Work to be completed: Please print all of the material below, word for word.

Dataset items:
**********
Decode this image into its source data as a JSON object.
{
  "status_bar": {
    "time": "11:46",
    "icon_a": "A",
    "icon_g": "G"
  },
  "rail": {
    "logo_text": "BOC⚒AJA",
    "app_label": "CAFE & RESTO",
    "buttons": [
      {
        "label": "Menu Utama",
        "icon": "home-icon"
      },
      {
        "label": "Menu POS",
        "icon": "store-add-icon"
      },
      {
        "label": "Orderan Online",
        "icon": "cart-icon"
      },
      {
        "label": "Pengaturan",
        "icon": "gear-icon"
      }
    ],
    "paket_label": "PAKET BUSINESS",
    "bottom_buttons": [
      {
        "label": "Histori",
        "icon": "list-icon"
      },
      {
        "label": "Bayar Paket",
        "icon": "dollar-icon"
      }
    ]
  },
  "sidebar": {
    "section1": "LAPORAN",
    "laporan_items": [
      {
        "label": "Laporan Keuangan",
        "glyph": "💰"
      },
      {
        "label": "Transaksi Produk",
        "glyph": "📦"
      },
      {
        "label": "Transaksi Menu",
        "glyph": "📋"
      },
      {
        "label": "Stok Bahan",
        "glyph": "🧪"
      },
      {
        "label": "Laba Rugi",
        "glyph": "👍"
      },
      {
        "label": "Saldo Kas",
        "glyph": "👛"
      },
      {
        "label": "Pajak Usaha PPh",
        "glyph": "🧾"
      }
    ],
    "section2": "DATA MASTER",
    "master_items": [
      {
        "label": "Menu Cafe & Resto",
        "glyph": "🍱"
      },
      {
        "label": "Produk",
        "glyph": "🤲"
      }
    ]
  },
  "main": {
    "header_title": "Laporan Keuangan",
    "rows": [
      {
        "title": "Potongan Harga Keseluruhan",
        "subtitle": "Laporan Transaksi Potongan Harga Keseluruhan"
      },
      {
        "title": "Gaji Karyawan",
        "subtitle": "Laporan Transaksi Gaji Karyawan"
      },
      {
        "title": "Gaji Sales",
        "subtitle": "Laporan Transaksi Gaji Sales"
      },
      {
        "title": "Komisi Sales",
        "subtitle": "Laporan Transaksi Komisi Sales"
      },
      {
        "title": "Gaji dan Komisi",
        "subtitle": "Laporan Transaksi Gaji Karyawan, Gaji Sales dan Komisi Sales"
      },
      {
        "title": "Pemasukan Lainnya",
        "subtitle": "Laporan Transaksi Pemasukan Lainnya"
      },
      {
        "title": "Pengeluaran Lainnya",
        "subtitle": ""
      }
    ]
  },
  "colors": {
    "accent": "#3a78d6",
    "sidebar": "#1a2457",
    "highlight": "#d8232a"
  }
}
**********
Full answer:
Decode this image into its source data as a JSON object.
{
  "status_bar": {
    "time": "11:46",
    "icon_a": "A",
    "icon_g": "G"
  },
  "rail": {
    "logo_text": "BOC⚒AJA",
    "app_label": "CAFE & RESTO",
    "buttons": [
      {
        "label": "Menu Utama",
        "icon": "home-icon"
      },
      {
        "label": "Menu POS",
        "icon": "store-add-icon"
      },
      {
        "label": "Orderan Online",
        "icon": "cart-icon"
      },
      {
        "label": "Pengaturan",
        "icon": "gear-icon"
      }
    ],
    "paket_label": "PAKET BUSINESS",
    "bottom_buttons": [
      {
        "label": "Histori",
        "icon": "list-icon"
      },
      {
        "label": "Bayar Paket",
        "icon": "dollar-icon"
      }
    ]
  },
  "sidebar": {
    "section1": "LAPORAN",
    "laporan_items": [
      {
        "label": "Laporan Keuangan",
        "glyph": "💰"
      },
      {
        "label": "Transaksi Produk",
        "glyph": "📦"
      },
      {
        "label": "Transaksi Menu",
        "glyph": "📋"
      },
      {
        "label": "Stok Bahan",
        "glyph": "🧪"
      },
      {
        "label": "Laba Rugi",
        "glyph": "👍"
      },
      {
        "label": "Saldo Kas",
        "glyph": "👛"
      },
      {
        "label": "Pajak Usaha PPh",
        "glyph": "🧾"
      }
    ],
    "section2": "DATA MASTER",
    "master_items": [
      {
        "label": "Menu Cafe & Resto",
        "glyph": "🍱"
      },
      {
        "label": "Produk",
        "glyph": "🤲"
      }
    ]
  },
  "main": {
    "header_title": "Laporan Keuangan",
    "rows": [
      {
        "title": "Potongan Harga Keseluruhan",
        "subtitle": "Laporan Transaksi Potongan Harga Keseluruhan"
      },
      {
        "title": "Gaji Karyawan",
        "subtitle": "Laporan Transaksi Gaji Karyawan"
      },
      {
        "title": "Gaji Sales",
        "subtitle": "Laporan Transaksi Gaji Sales"
      },
      {
        "title": "Komisi Sales",
        "subtitle": "Laporan Transaksi Komisi Sales"
      },
      {
        "title": "Gaji dan Komisi",
        "subtitle": "Laporan Transaksi Gaji Karyawan, Gaji Sales dan Komisi Sales"
      },
      {
        "title": "Pemasukan Lainnya",
        "subtitle": "Laporan Transaksi Pemasukan Lainnya"
      },
      {
        "title": "Pengeluaran Lainnya",
        "subtitle": ""
      }
    ]
  },
  "colors": {
    "accent": "#3a78d6",
    "sidebar": "#1a2457",
    "highlight": "#d8232a"
  }
}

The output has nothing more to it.